_Work instructions_
Each record must be printed again exactly as it appears.

━━━━━━

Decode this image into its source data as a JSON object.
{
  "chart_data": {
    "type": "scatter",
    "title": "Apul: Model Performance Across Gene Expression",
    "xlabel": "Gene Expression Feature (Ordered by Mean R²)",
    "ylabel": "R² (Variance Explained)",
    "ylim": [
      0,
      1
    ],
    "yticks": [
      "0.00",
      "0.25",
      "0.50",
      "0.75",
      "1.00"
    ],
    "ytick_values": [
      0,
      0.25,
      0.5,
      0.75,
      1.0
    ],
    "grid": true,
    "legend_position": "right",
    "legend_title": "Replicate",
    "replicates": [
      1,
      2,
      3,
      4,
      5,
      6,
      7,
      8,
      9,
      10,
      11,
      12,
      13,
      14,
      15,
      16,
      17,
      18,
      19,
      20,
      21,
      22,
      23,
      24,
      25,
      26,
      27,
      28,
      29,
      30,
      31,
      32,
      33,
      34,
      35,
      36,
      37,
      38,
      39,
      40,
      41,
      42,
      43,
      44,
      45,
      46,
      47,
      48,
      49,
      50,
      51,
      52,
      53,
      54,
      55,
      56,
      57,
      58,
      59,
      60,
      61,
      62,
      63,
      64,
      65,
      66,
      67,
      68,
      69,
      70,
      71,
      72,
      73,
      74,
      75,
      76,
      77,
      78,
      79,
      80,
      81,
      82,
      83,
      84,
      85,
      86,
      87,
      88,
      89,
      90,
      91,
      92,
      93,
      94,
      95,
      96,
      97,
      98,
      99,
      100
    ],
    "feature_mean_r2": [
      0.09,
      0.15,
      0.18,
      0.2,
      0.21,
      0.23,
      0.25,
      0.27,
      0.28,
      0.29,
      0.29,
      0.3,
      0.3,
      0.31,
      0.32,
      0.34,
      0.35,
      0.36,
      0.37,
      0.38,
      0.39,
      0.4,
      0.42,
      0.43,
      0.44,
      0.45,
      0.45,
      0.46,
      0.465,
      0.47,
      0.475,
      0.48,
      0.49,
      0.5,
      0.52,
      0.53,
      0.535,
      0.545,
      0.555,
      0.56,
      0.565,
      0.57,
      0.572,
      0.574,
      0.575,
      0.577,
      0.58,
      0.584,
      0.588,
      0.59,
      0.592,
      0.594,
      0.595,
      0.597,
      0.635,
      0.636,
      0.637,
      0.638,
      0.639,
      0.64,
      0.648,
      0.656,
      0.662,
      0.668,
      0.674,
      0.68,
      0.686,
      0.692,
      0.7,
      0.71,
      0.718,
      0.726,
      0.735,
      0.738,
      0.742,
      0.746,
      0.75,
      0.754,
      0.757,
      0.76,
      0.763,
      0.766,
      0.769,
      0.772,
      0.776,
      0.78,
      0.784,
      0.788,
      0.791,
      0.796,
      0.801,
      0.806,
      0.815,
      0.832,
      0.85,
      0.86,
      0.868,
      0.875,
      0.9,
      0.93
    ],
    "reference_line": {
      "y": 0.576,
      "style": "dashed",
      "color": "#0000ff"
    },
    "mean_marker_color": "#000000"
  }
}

━━━━━━

_Expected answer_
Decode this image into its source data as a JSON object.
{
  "chart_data": {
    "type": "scatter",
    "title": "Apul: Model Performance Across Gene Expression",
    "xlabel": "Gene Expression Feature (Ordered by Mean R²)",
    "ylabel": "R² (Variance Explained)",
    "ylim": [
      0,
      1
    ],
    "yticks": [
      "0.00",
      "0.25",
      "0.50",
      "0.75",
      "1.00"
    ],
    "ytick_values": [
      0,
      0.25,
      0.5,
      0.75,
      1.0
    ],
    "grid": true,
    "legend_position": "right",
    "legend_title": "Replicate",
    "replicates": [
      1,
      2,
      3,
      4,
      5,
      6,
      7,
      8,
      9,
      10,
      11,
      12,
      13,
      14,
      15,
      16,
      17,
      18,
      19,
      20,
      21,
      22,
      23,
      24,
      25,
      26,
      27,
      28,
      29,
      30,
      31,
      32,
      33,
      34,
      35,
      36,
      37,
      38,
      39,
      40,
      41,
      42,
      43,
      44,
      45,
      46,
      47,
      48,
      49,
      50,
      51,
      52,
      53,
      54,
      55,
      56,
      57,
      58,
      59,
      60,
      61,
      62,
      63,
      64,
      65,
      66,
      67,
      68,
      69,
      70,
      71,
      72,
      73,
      74,
      75,
      76,
      77,
      78,
      79,
      80,
      81,
      82,
      83,
      84,
      85,
      86,
      87,
      88,
      89,
      90,
      91,
      92,
      93,
      94,
      95,
      96,
      97,
      98,
      99,
      100
    ],
    "feature_mean_r2": [
      0.09,
      0.15,
      0.18,
      0.2,
      0.21,
      0.23,
      0.25,
      0.27,
      0.28,
      0.29,
      0.29,
      0.3,
      0.3,
      0.31,
      0.32,
      0.34,
      0.35,
      0.36,
      0.37,
      0.38,
      0.39,
      0.4,
      0.42,
      0.43,
      0.44,
      0.45,
      0.45,
      0.46,
      0.465,
      0.47,
      0.475,
      0.48,
      0.49,
      0.5,
      0.52,
      0.53,
      0.535,
      0.545,
      0.555,
      0.56,
      0.565,
      0.57,
      0.572,
      0.574,
      0.575,
      0.577,
      0.58,
      0.584,
      0.588,
      0.59,
      0.592,
      0.594,
      0.595,
      0.597,
      0.635,
      0.636,
      0.637,
      0.638,
      0.639,
      0.64,
      0.648,
      0.656,
      0.662,
      0.668,
      0.674,
      0.68,
      0.686,
      0.692,
      0.7,
      0.71,
      0.718,
      0.726,
      0.735,
      0.738,
      0.742,
      0.746,
      0.75,
      0.754,
      0.757,
      0.76,
      0.763,
      0.766,
      0.769,
      0.772,
      0.776,
      0.78,
      0.784,
      0.788,
      0.791,
      0.796,
      0.801,
      0.806,
      0.815,
      0.832,
      0.85,
      0.86,
      0.868,
      0.875,
      0.9,
      0.93
    ],
    "reference_line": {
      "y": 0.576,
      "style": "dashed",
      "color": "#0000ff"
    },
    "mean_marker_color": "#000000"
  }
}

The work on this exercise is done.